### Short task
Copy out every line of the records below without changing a single character.
━━━ Material for this task ━━━
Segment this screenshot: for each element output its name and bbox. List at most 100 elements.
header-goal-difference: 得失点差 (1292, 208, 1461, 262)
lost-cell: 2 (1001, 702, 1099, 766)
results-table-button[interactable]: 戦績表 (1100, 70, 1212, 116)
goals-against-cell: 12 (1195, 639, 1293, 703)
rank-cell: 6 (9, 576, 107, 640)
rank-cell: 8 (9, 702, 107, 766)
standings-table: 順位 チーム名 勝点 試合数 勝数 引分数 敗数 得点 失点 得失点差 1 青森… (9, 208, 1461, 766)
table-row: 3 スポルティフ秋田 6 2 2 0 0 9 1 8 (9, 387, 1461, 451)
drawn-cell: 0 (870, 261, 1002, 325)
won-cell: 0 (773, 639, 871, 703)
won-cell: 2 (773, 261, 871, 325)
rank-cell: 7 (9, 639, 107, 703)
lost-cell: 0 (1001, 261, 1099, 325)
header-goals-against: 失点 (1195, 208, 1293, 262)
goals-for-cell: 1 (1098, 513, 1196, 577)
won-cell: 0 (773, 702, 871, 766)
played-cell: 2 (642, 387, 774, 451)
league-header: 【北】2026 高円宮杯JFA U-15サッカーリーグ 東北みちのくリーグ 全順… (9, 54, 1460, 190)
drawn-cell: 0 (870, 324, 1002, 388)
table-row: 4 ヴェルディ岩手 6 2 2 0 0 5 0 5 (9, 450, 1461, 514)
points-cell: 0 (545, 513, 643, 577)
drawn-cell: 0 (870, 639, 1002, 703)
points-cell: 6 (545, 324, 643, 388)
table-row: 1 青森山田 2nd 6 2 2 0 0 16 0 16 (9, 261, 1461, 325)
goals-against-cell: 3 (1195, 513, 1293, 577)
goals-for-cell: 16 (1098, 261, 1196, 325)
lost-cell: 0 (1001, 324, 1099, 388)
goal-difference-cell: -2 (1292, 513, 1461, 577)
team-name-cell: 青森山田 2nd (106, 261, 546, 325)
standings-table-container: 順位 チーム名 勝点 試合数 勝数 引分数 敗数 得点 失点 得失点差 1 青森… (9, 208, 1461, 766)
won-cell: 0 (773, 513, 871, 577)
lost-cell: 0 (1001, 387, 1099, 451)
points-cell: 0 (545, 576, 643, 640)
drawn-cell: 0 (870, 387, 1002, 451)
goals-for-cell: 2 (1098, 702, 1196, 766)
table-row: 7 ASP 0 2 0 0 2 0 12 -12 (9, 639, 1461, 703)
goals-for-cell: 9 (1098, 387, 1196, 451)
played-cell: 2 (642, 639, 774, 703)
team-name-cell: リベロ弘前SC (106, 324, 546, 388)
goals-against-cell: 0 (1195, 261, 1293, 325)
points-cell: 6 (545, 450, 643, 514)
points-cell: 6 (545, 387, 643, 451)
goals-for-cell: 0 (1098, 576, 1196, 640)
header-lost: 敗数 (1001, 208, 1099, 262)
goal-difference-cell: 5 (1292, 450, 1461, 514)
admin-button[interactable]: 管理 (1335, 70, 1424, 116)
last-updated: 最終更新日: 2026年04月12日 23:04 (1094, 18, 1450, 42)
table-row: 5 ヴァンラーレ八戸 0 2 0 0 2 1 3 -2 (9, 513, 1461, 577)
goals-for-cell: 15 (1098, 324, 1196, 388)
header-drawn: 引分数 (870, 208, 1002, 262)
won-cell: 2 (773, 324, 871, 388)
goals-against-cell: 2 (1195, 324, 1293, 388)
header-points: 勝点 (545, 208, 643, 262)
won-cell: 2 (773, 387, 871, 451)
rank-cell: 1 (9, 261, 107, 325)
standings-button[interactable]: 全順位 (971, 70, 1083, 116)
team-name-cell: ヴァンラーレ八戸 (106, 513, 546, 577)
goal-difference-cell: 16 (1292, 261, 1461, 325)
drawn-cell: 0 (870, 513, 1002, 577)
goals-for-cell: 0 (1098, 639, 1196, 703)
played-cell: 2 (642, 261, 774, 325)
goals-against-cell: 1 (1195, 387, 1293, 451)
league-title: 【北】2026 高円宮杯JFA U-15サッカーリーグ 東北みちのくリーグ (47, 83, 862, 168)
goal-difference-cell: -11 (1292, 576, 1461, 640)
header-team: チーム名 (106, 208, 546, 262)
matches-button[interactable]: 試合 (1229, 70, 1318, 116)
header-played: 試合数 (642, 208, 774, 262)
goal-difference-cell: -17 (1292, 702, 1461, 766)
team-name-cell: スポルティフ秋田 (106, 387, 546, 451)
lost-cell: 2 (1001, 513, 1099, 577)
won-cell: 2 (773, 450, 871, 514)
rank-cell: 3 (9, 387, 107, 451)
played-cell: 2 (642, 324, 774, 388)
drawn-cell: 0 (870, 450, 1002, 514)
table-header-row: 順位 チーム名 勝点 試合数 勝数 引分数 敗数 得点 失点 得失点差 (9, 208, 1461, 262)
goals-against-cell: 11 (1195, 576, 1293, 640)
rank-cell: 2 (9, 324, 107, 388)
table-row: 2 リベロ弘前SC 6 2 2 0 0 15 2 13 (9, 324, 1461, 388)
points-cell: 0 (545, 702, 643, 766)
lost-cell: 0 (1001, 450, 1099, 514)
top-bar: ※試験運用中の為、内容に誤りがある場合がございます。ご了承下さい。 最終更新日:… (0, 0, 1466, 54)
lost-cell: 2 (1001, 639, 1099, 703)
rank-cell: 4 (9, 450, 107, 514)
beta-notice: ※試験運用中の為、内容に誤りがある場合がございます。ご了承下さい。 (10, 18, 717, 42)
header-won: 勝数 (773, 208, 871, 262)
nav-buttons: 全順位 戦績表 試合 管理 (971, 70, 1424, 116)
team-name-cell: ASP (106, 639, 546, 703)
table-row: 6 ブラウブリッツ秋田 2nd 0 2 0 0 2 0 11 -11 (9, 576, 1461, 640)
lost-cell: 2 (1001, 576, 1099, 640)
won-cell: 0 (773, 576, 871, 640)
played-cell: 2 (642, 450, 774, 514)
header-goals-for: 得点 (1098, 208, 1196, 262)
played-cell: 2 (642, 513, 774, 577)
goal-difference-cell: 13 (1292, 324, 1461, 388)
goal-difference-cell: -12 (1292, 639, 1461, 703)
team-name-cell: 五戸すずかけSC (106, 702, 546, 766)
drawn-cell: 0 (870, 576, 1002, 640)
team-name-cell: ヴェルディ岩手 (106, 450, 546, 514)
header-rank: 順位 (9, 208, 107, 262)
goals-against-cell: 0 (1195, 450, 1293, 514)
━━━
### Written solution
Segment this screenshot: for each element output its name and bbox. List at most 100 elements.
header-goal-difference: 得失点差 (1292, 208, 1461, 262)
lost-cell: 2 (1001, 702, 1099, 766)
results-table-button[interactable]: 戦績表 (1100, 70, 1212, 116)
goals-against-cell: 12 (1195, 639, 1293, 703)
rank-cell: 6 (9, 576, 107, 640)
rank-cell: 8 (9, 702, 107, 766)
standings-table: 順位 チーム名 勝点 試合数 勝数 引分数 敗数 得点 失点 得失点差 1 青森… (9, 208, 1461, 766)
table-row: 3 スポルティフ秋田 6 2 2 0 0 9 1 8 (9, 387, 1461, 451)
drawn-cell: 0 (870, 261, 1002, 325)
won-cell: 0 (773, 639, 871, 703)
won-cell: 2 (773, 261, 871, 325)
rank-cell: 7 (9, 639, 107, 703)
lost-cell: 0 (1001, 261, 1099, 325)
header-goals-against: 失点 (1195, 208, 1293, 262)
goals-for-cell: 1 (1098, 513, 1196, 577)
won-cell: 0 (773, 702, 871, 766)
played-cell: 2 (642, 387, 774, 451)
league-header: 【北】2026 高円宮杯JFA U-15サッカーリーグ 東北みちのくリーグ 全順… (9, 54, 1460, 190)
drawn-cell: 0 (870, 324, 1002, 388)
table-row: 4 ヴェルディ岩手 6 2 2 0 0 5 0 5 (9, 450, 1461, 514)
points-cell: 0 (545, 513, 643, 577)
drawn-cell: 0 (870, 639, 1002, 703)
points-cell: 6 (545, 324, 643, 388)
table-row: 1 青森山田 2nd 6 2 2 0 0 16 0 16 (9, 261, 1461, 325)
goals-against-cell: 3 (1195, 513, 1293, 577)
goals-for-cell: 16 (1098, 261, 1196, 325)
lost-cell: 0 (1001, 324, 1099, 388)
goal-difference-cell: -2 (1292, 513, 1461, 577)
team-name-cell: 青森山田 2nd (106, 261, 546, 325)
standings-table-container: 順位 チーム名 勝点 試合数 勝数 引分数 敗数 得点 失点 得失点差 1 青森… (9, 208, 1461, 766)
won-cell: 0 (773, 513, 871, 577)
lost-cell: 0 (1001, 387, 1099, 451)
points-cell: 0 (545, 576, 643, 640)
drawn-cell: 0 (870, 387, 1002, 451)
goals-for-cell: 2 (1098, 702, 1196, 766)
table-row: 7 ASP 0 2 0 0 2 0 12 -12 (9, 639, 1461, 703)
goals-for-cell: 9 (1098, 387, 1196, 451)
played-cell: 2 (642, 639, 774, 703)
team-name-cell: リベロ弘前SC (106, 324, 546, 388)
goals-against-cell: 0 (1195, 261, 1293, 325)
points-cell: 6 (545, 450, 643, 514)
points-cell: 6 (545, 387, 643, 451)
goals-for-cell: 0 (1098, 576, 1196, 640)
header-lost: 敗数 (1001, 208, 1099, 262)
goal-difference-cell: 5 (1292, 450, 1461, 514)
admin-button[interactable]: 管理 (1335, 70, 1424, 116)
last-updated: 最終更新日: 2026年04月12日 23:04 (1094, 18, 1450, 42)
table-row: 5 ヴァンラーレ八戸 0 2 0 0 2 1 3 -2 (9, 513, 1461, 577)
goals-for-cell: 15 (1098, 324, 1196, 388)
header-drawn: 引分数 (870, 208, 1002, 262)
won-cell: 2 (773, 324, 871, 388)
goals-against-cell: 2 (1195, 324, 1293, 388)
header-points: 勝点 (545, 208, 643, 262)
won-cell: 2 (773, 387, 871, 451)
rank-cell: 1 (9, 261, 107, 325)
standings-button[interactable]: 全順位 (971, 70, 1083, 116)
team-name-cell: ヴァンラーレ八戸 (106, 513, 546, 577)
goal-difference-cell: 16 (1292, 261, 1461, 325)
drawn-cell: 0 (870, 513, 1002, 577)
goals-for-cell: 0 (1098, 639, 1196, 703)
played-cell: 2 (642, 261, 774, 325)
goals-against-cell: 1 (1195, 387, 1293, 451)
league-title: 【北】2026 高円宮杯JFA U-15サッカーリーグ 東北みちのくリーグ (47, 83, 862, 168)
goal-difference-cell: -11 (1292, 576, 1461, 640)
header-team: チーム名 (106, 208, 546, 262)
matches-button[interactable]: 試合 (1229, 70, 1318, 116)
header-played: 試合数 (642, 208, 774, 262)
goal-difference-cell: -17 (1292, 702, 1461, 766)
team-name-cell: スポルティフ秋田 (106, 387, 546, 451)
lost-cell: 2 (1001, 513, 1099, 577)
won-cell: 2 (773, 450, 871, 514)
rank-cell: 3 (9, 387, 107, 451)
played-cell: 2 (642, 324, 774, 388)
drawn-cell: 0 (870, 450, 1002, 514)
table-header-row: 順位 チーム名 勝点 試合数 勝数 引分数 敗数 得点 失点 得失点差 (9, 208, 1461, 262)
goals-against-cell: 11 (1195, 576, 1293, 640)
rank-cell: 2 (9, 324, 107, 388)
table-row: 2 リベロ弘前SC 6 2 2 0 0 15 2 13 (9, 324, 1461, 388)
points-cell: 0 (545, 702, 643, 766)
lost-cell: 0 (1001, 450, 1099, 514)
top-bar: ※試験運用中の為、内容に誤りがある場合がございます。ご了承下さい。 最終更新日:… (0, 0, 1466, 54)
lost-cell: 2 (1001, 639, 1099, 703)
rank-cell: 4 (9, 450, 107, 514)
beta-notice: ※試験運用中の為、内容に誤りがある場合がございます。ご了承下さい。 (10, 18, 717, 42)
header-won: 勝数 (773, 208, 871, 262)
nav-buttons: 全順位 戦績表 試合 管理 (971, 70, 1424, 116)
team-name-cell: ASP (106, 639, 546, 703)
table-row: 6 ブラウブリッツ秋田 2nd 0 2 0 0 2 0 11 -11 (9, 576, 1461, 640)
lost-cell: 2 (1001, 576, 1099, 640)
won-cell: 0 (773, 576, 871, 640)
played-cell: 2 (642, 450, 774, 514)
header-goals-for: 得点 (1098, 208, 1196, 262)
played-cell: 2 (642, 513, 774, 577)
goal-difference-cell: 13 (1292, 324, 1461, 388)
goal-difference-cell: -12 (1292, 639, 1461, 703)
team-name-cell: 五戸すずかけSC (106, 702, 546, 766)
drawn-cell: 0 (870, 576, 1002, 640)
team-name-cell: ヴェルディ岩手 (106, 450, 546, 514)
header-rank: 順位 (9, 208, 107, 262)
goals-against-cell: 0 (1195, 450, 1293, 514)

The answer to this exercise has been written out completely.